>> BEGIN Entries supplied
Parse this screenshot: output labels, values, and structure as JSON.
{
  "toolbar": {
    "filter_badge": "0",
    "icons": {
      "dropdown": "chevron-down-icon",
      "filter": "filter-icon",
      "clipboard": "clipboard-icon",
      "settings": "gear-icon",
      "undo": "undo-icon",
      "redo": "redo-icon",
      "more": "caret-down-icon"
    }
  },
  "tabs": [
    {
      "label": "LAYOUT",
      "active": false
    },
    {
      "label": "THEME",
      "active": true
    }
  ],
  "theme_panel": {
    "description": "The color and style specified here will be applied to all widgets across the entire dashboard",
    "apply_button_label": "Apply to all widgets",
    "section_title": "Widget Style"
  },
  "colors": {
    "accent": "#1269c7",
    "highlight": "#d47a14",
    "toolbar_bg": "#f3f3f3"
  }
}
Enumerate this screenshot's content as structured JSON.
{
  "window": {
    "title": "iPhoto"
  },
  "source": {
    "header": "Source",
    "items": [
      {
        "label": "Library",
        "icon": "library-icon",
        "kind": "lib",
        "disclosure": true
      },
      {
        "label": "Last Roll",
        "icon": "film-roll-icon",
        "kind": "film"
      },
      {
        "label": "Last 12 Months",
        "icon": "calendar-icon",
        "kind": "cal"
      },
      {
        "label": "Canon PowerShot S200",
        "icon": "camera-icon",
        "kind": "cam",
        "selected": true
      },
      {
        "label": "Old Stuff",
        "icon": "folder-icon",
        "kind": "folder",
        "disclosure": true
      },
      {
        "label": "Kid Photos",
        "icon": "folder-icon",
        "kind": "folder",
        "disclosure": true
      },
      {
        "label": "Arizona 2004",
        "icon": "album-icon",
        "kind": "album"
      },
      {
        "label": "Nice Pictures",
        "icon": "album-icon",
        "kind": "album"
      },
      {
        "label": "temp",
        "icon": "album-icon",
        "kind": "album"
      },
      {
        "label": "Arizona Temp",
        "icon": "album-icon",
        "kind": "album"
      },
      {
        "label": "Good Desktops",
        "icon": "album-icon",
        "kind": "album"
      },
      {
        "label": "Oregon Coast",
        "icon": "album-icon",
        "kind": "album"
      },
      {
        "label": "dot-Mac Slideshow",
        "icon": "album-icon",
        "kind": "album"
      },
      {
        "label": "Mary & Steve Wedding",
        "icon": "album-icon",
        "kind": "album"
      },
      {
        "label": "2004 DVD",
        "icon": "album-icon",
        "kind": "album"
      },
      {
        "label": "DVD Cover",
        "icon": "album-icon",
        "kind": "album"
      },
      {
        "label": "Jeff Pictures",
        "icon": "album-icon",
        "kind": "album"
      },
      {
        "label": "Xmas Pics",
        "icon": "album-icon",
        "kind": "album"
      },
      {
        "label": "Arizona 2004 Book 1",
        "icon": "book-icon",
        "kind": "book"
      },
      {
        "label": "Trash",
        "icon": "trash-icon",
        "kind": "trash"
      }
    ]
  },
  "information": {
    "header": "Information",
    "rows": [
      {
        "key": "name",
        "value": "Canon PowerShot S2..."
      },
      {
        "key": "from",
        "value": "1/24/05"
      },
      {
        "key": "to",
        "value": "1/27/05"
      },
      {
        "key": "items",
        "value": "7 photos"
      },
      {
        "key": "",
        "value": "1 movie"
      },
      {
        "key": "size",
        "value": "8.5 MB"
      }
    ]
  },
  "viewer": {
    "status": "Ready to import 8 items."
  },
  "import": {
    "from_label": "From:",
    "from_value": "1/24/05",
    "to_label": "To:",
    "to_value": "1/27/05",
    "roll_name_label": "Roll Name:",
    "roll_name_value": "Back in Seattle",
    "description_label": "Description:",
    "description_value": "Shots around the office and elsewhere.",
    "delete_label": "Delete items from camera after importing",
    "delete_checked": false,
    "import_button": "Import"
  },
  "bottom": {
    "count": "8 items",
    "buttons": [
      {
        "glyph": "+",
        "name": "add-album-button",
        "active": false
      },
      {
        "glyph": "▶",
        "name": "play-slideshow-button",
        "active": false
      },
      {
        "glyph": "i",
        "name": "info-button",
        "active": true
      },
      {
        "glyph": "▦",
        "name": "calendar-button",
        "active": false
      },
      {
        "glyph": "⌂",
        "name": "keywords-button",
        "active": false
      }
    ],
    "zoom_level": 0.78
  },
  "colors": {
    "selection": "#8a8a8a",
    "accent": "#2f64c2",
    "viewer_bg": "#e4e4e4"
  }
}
>> END Entries supplied
Stated exercise:
Above are some records; extract every one of them exactly.

Solution:
Parse this screenshot: output labels, values, and structure as JSON.
{
  "toolbar": {
    "filter_badge": "0",
    "icons": {
      "dropdown": "chevron-down-icon",
      "filter": "filter-icon",
      "clipboard": "clipboard-icon",
      "settings": "gear-icon",
      "undo": "undo-icon",
      "redo": "redo-icon",
      "more": "caret-down-icon"
    }
  },
  "tabs": [
    {
      "label": "LAYOUT",
      "active": false
    },
    {
      "label": "THEME",
      "active": true
    }
  ],
  "theme_panel": {
    "description": "The color and style specified here will be applied to all widgets across the entire dashboard",
    "apply_button_label": "Apply to all widgets",
    "section_title": "Widget Style"
  },
  "colors": {
    "accent": "#1269c7",
    "highlight": "#d47a14",
    "toolbar_bg": "#f3f3f3"
  }
}
Enumerate this screenshot's content as structured JSON.
{
  "window": {
    "title": "iPhoto"
  },
  "source": {
    "header": "Source",
    "items": [
      {
        "label": "Library",
        "icon": "library-icon",
        "kind": "lib",
        "disclosure": true
      },
      {
        "label": "Last Roll",
        "icon": "film-roll-icon",
        "kind": "film"
      },
      {
        "label": "Last 12 Months",
        "icon": "calendar-icon",
        "kind": "cal"
      },
      {
        "label": "Canon PowerShot S200",
        "icon": "camera-icon",
        "kind": "cam",
        "selected": true
      },
      {
        "label": "Old Stuff",
        "icon": "folder-icon",
        "kind": "folder",
        "disclosure": true
      },
      {
        "label": "Kid Photos",
        "icon": "folder-icon",
        "kind": "folder",
        "disclosure": true
      },
      {
        "label": "Arizona 2004",
        "icon": "album-icon",
        "kind": "album"
      },
      {
        "label": "Nice Pictures",
        "icon": "album-icon",
        "kind": "album"
      },
      {
        "label": "temp",
        "icon": "album-icon",
        "kind": "album"
      },
      {
        "label": "Arizona Temp",
        "icon": "album-icon",
        "kind": "album"
      },
      {
        "label": "Good Desktops",
        "icon": "album-icon",
        "kind": "album"
      },
      {
        "label": "Oregon Coast",
        "icon": "album-icon",
        "kind": "album"
      },
      {
        "label": "dot-Mac Slideshow",
        "icon": "album-icon",
        "kind": "album"
      },
      {
        "label": "Mary & Steve Wedding",
        "icon": "album-icon",
        "kind": "album"
      },
      {
        "label": "2004 DVD",
        "icon": "album-icon",
        "kind": "album"
      },
      {
        "label": "DVD Cover",
        "icon": "album-icon",
        "kind": "album"
      },
      {
        "label": "Jeff Pictures",
        "icon": "album-icon",
        "kind": "album"
      },
      {
        "label": "Xmas Pics",
        "icon": "album-icon",
        "kind": "album"
      },
      {
        "label": "Arizona 2004 Book 1",
        "icon": "book-icon",
        "kind": "book"
      },
      {
        "label": "Trash",
        "icon": "trash-icon",
        "kind": "trash"
      }
    ]
  },
  "information": {
    "header": "Information",
    "rows": [
      {
        "key": "name",
        "value": "Canon PowerShot S2..."
      },
      {
        "key": "from",
        "value": "1/24/05"
      },
      {
        "key": "to",
        "value": "1/27/05"
      },
      {
        "key": "items",
        "value": "7 photos"
      },
      {
        "key": "",
        "value": "1 movie"
      },
      {
        "key": "size",
        "value": "8.5 MB"
      }
    ]
  },
  "viewer": {
    "status": "Ready to import 8 items."
  },
  "import": {
    "from_label": "From:",
    "from_value": "1/24/05",
    "to_label": "To:",
    "to_value": "1/27/05",
    "roll_name_label": "Roll Name:",
    "roll_name_value": "Back in Seattle",
    "description_label": "Description:",
    "description_value": "Shots around the office and elsewhere.",
    "delete_label": "Delete items from camera after importing",
    "delete_checked": false,
    "import_button": "Import"
  },
  "bottom": {
    "count": "8 items",
    "buttons": [
      {
        "glyph": "+",
        "name": "add-album-button",
        "active": false
      },
      {
        "glyph": "▶",
        "name": "play-slideshow-button",
        "active": false
      },
      {
        "glyph": "i",
        "name": "info-button",
        "active": true
      },
      {
        "glyph": "▦",
        "name": "calendar-button",
        "active": false
      },
      {
        "glyph": "⌂",
        "name": "keywords-button",
        "active": false
      }
    ],
    "zoom_level": 0.78
  },
  "colors": {
    "selection": "#8a8a8a",
    "accent": "#2f64c2",
    "viewer_bg": "#e4e4e4"
  }
}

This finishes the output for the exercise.